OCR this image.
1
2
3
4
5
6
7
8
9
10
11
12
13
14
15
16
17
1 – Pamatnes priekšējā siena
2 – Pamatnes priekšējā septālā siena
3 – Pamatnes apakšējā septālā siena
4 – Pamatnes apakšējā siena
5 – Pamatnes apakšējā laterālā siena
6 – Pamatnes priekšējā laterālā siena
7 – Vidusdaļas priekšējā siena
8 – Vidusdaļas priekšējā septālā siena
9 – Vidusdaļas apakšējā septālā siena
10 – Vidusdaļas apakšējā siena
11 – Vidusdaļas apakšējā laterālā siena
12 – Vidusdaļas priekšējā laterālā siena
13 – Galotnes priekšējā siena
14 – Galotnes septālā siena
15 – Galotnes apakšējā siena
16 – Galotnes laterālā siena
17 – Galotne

- **Job**
Exactly reproduce every record.

- **Exercise solution**
OCR this image.
1
2
3
4
5
6
7
8
9
10
11
12
13
14
15
16
17
1 – Pamatnes priekšējā siena
2 – Pamatnes priekšējā septālā siena
3 – Pamatnes apakšējā septālā siena
4 – Pamatnes apakšējā siena
5 – Pamatnes apakšējā laterālā siena
6 – Pamatnes priekšējā laterālā siena
7 – Vidusdaļas priekšējā siena
8 – Vidusdaļas priekšējā septālā siena
9 – Vidusdaļas apakšējā septālā siena
10 – Vidusdaļas apakšējā siena
11 – Vidusdaļas apakšējā laterālā siena
12 – Vidusdaļas priekšējā laterālā siena
13 – Galotnes priekšējā siena
14 – Galotnes septālā siena
15 – Galotnes apakšējā siena
16 – Galotnes laterālā siena
17 – Galotne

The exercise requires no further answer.